┌────────

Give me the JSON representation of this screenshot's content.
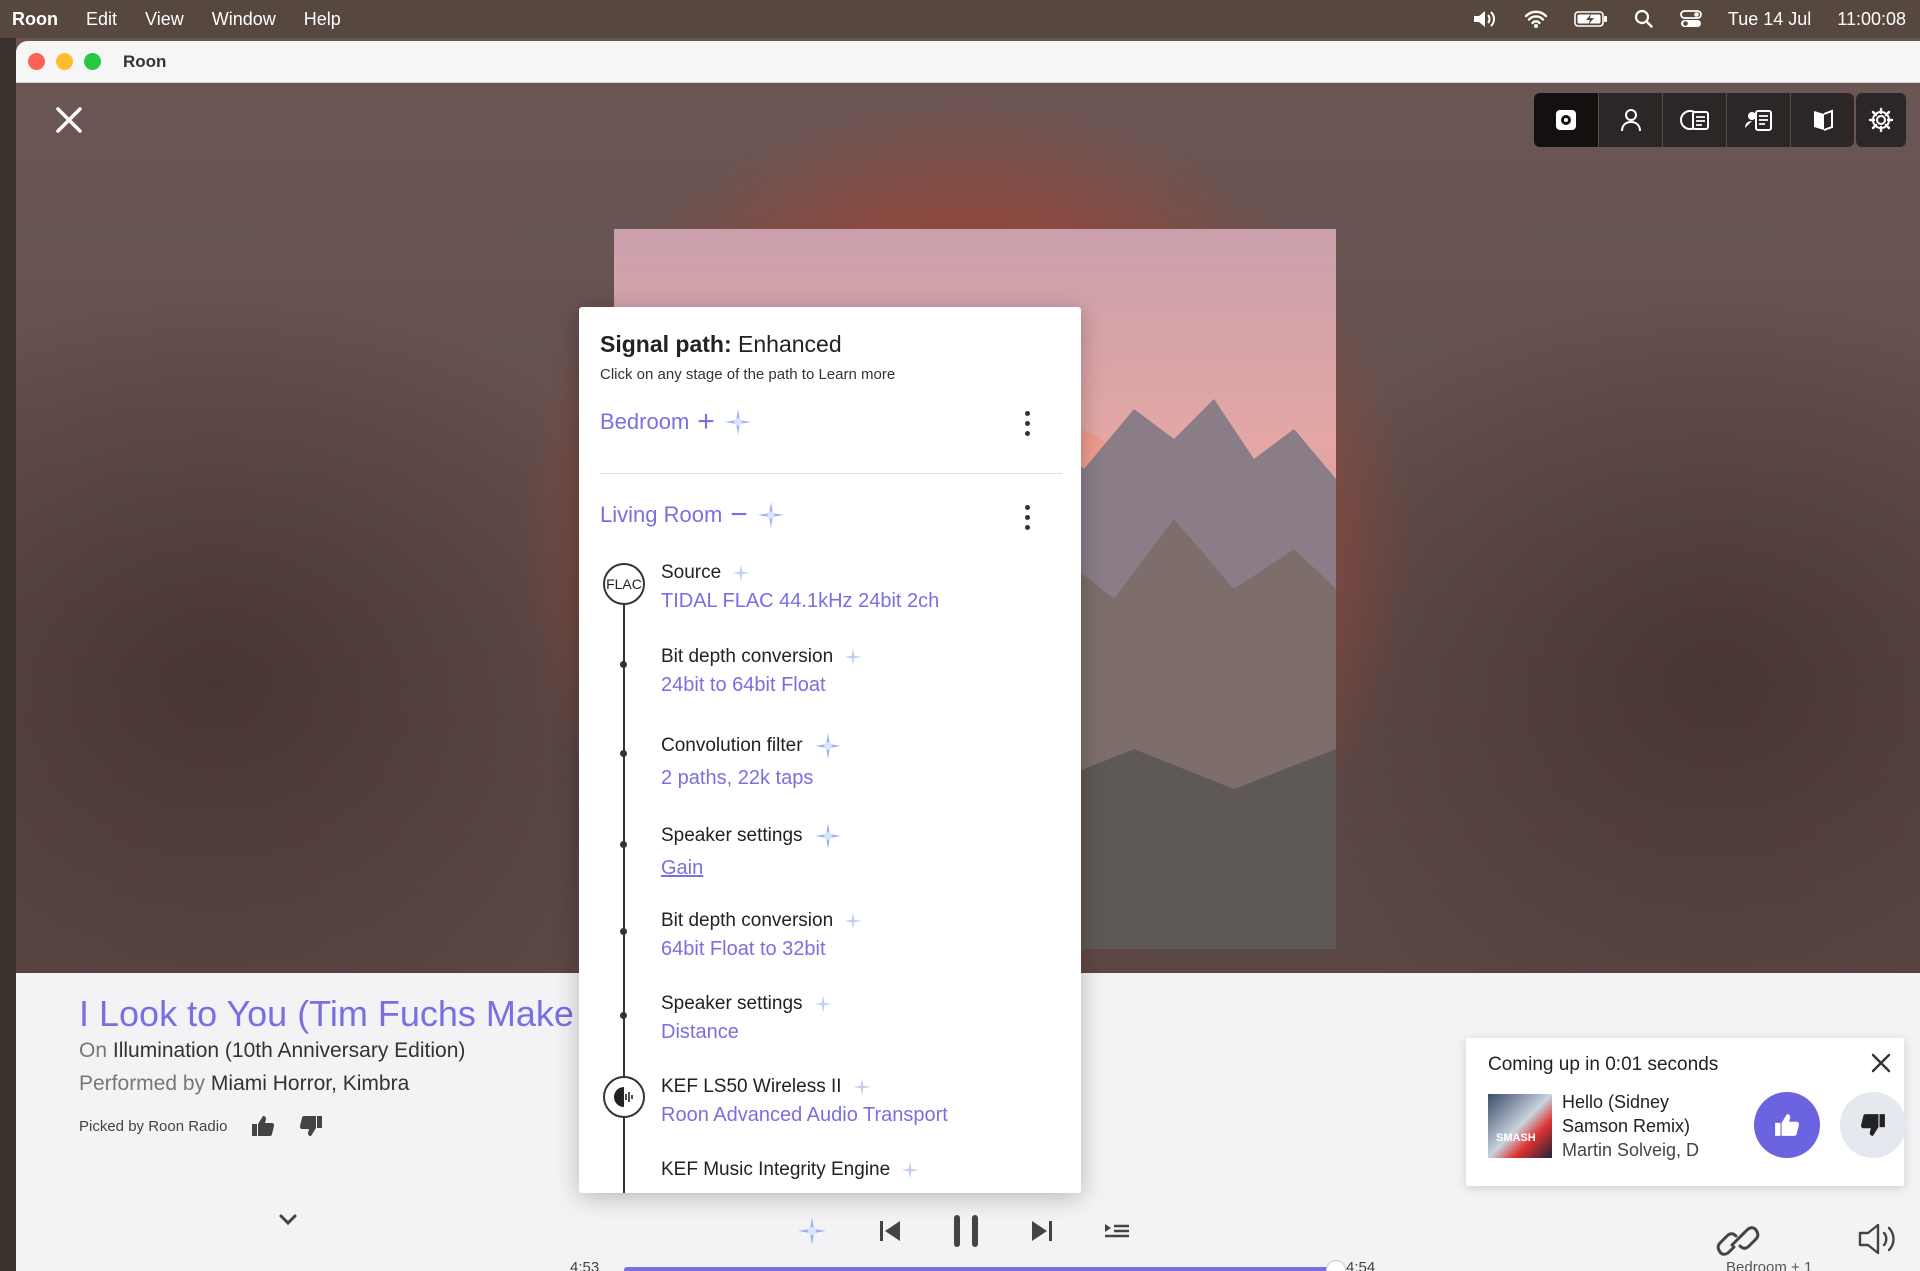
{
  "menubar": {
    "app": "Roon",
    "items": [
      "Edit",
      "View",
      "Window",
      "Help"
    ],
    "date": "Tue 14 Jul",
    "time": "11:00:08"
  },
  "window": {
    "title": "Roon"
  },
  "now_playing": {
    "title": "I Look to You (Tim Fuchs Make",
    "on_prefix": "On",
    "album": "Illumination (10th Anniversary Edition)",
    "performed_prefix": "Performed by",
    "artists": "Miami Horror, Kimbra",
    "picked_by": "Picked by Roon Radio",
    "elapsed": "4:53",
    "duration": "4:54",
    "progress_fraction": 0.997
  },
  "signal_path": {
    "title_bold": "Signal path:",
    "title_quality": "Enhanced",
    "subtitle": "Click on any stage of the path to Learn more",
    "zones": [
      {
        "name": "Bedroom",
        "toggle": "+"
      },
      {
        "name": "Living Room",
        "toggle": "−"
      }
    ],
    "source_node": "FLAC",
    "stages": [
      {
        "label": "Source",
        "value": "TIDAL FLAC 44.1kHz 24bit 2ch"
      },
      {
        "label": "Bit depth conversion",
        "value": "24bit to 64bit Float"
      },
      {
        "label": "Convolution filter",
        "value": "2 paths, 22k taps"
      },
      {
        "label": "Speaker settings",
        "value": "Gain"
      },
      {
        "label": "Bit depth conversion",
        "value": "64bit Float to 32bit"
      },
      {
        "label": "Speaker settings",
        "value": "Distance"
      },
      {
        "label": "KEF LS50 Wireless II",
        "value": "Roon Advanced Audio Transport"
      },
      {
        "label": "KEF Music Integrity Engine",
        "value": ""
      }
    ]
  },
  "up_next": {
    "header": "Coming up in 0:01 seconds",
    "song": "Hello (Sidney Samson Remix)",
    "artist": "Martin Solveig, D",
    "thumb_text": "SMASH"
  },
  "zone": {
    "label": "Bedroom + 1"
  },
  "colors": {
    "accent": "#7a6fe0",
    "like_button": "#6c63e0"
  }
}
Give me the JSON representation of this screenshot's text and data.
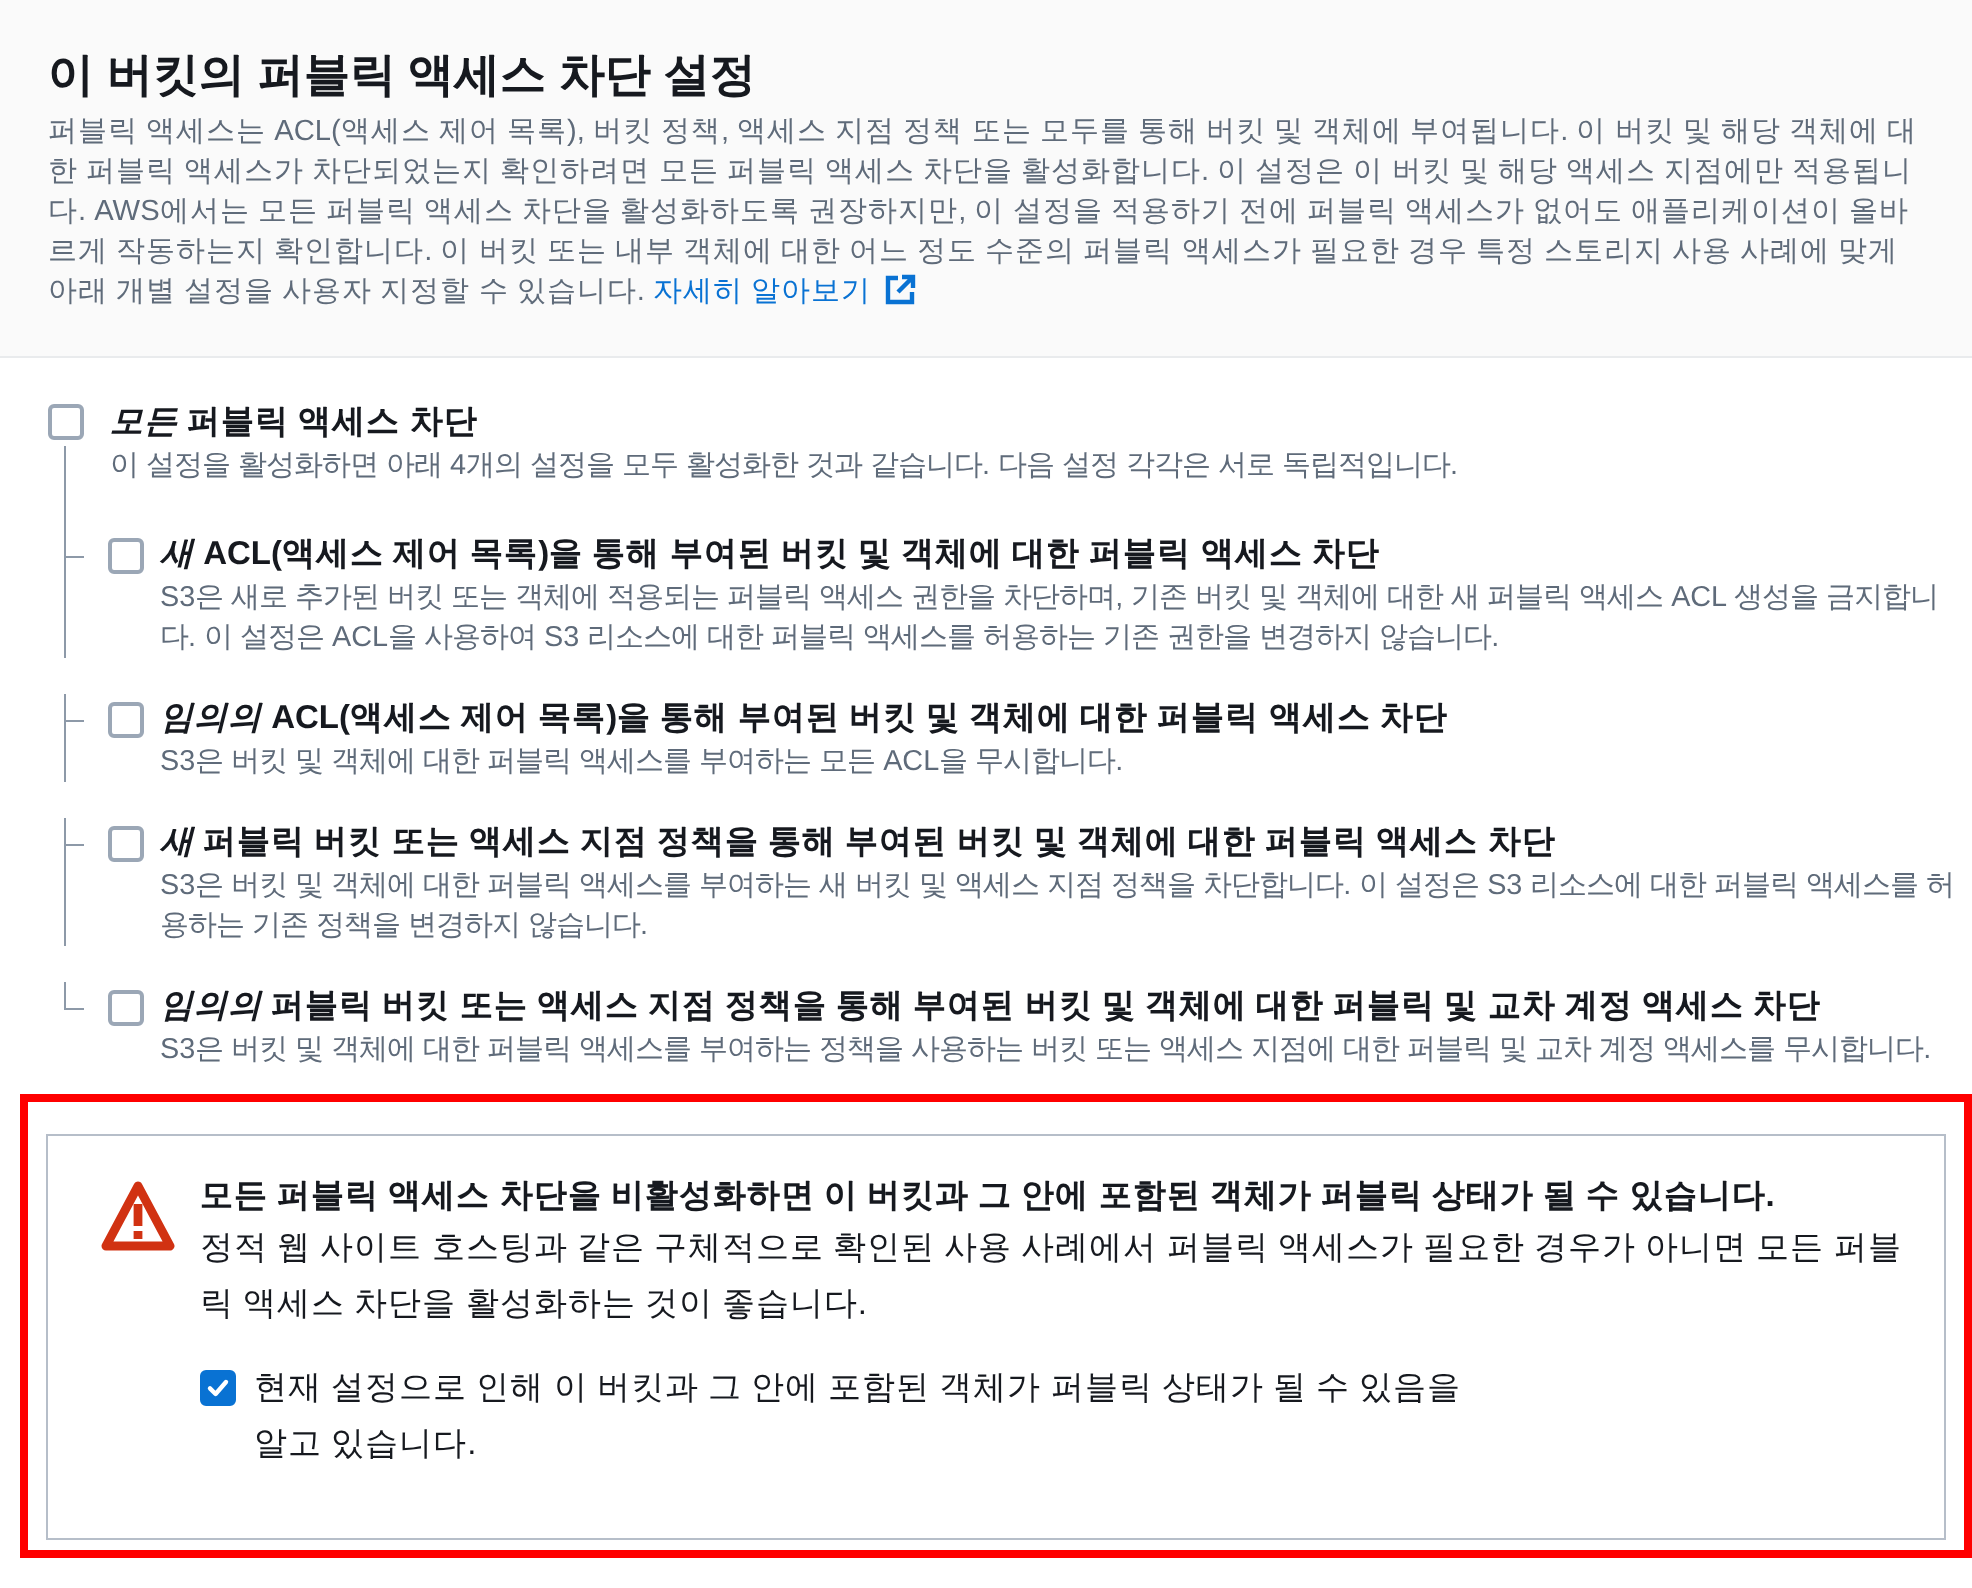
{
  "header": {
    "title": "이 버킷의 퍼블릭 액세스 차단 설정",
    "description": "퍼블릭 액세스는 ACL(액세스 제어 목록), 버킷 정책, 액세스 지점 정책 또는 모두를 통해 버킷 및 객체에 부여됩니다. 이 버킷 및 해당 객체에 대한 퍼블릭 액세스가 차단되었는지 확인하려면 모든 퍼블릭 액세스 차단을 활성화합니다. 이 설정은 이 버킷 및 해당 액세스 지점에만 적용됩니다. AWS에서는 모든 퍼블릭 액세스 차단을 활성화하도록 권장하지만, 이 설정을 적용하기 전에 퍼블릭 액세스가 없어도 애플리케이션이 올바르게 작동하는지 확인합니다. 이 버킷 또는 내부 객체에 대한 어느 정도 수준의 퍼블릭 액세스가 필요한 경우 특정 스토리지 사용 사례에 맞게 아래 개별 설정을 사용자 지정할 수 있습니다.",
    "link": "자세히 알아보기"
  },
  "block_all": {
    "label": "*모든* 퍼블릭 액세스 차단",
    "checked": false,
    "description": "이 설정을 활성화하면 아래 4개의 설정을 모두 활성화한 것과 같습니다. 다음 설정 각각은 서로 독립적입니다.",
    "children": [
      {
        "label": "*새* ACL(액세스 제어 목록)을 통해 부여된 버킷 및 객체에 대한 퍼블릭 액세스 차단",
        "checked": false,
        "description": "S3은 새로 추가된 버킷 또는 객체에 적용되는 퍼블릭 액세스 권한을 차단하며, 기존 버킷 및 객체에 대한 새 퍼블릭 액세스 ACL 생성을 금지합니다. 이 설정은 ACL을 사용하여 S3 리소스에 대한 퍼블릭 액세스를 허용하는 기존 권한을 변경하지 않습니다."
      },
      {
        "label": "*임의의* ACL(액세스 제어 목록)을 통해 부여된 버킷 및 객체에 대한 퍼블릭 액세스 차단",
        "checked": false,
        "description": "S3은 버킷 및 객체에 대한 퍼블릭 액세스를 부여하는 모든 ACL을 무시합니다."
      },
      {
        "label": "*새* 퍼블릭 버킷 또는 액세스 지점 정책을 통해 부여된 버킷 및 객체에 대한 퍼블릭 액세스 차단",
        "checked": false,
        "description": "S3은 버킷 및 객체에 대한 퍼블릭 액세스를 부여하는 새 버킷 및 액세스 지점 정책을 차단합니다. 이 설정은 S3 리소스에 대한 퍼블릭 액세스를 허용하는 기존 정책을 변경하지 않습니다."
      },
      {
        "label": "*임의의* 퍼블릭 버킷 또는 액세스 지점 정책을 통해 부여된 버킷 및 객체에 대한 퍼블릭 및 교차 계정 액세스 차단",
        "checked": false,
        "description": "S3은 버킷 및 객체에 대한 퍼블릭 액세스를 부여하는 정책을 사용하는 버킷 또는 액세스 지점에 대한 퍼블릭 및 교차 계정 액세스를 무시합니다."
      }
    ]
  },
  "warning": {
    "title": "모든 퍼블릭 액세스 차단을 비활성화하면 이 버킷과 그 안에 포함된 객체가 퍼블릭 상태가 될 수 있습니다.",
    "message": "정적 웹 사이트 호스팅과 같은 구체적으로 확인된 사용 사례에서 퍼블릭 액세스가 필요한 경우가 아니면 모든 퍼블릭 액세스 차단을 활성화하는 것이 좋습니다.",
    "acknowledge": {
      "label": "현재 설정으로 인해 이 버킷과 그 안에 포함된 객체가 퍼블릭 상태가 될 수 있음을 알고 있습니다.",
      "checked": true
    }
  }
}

└────────

*Written request*:
Return all lines of the material above in which the word "this" occurs.

*Worked answer*:
Give me the JSON representation of this screenshot's content.
Give me the JSON representation of this screenshot's text and data.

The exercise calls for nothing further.